• EXTRACTED MATERIAL:
++++++++++++++++++++

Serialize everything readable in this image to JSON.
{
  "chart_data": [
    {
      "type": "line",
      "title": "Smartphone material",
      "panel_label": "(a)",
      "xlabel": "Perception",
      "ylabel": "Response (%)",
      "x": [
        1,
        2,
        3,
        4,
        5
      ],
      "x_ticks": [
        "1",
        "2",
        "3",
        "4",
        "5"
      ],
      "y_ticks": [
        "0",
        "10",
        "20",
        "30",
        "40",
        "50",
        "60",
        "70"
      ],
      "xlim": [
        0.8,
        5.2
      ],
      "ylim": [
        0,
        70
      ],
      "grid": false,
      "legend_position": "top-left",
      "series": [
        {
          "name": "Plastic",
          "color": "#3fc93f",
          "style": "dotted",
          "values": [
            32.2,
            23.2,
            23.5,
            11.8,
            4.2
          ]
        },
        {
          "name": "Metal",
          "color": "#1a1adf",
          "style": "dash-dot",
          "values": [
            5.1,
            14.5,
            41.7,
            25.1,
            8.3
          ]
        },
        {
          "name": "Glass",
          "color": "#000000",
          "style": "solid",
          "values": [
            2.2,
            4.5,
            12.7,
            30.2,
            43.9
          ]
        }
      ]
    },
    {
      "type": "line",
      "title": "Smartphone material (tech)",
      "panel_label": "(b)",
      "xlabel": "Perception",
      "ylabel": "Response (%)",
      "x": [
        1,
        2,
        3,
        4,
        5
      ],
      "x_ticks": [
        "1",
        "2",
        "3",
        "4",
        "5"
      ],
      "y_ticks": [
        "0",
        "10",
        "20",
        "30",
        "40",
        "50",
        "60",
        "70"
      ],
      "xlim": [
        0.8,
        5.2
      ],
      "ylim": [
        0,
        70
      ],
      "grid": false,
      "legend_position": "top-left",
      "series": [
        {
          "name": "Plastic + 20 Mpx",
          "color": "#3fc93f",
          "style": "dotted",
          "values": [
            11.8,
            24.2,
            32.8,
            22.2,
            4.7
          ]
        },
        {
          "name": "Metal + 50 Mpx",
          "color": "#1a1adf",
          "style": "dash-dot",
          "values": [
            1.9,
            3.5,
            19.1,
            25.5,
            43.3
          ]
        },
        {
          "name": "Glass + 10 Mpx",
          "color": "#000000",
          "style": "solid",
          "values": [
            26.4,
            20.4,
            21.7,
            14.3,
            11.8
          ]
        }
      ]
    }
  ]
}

++++++++++++++++++++

• TO BE DONE: Look over the listing above. Pick out and copy every line that includes "name".

• FULL SOLUTION:
          "name": "Plastic",
          "name": "Metal",
          "name": "Glass",
          "name": "Plastic + 20 Mpx",
          "name": "Metal + 50 Mpx",
          "name": "Glass + 10 Mpx",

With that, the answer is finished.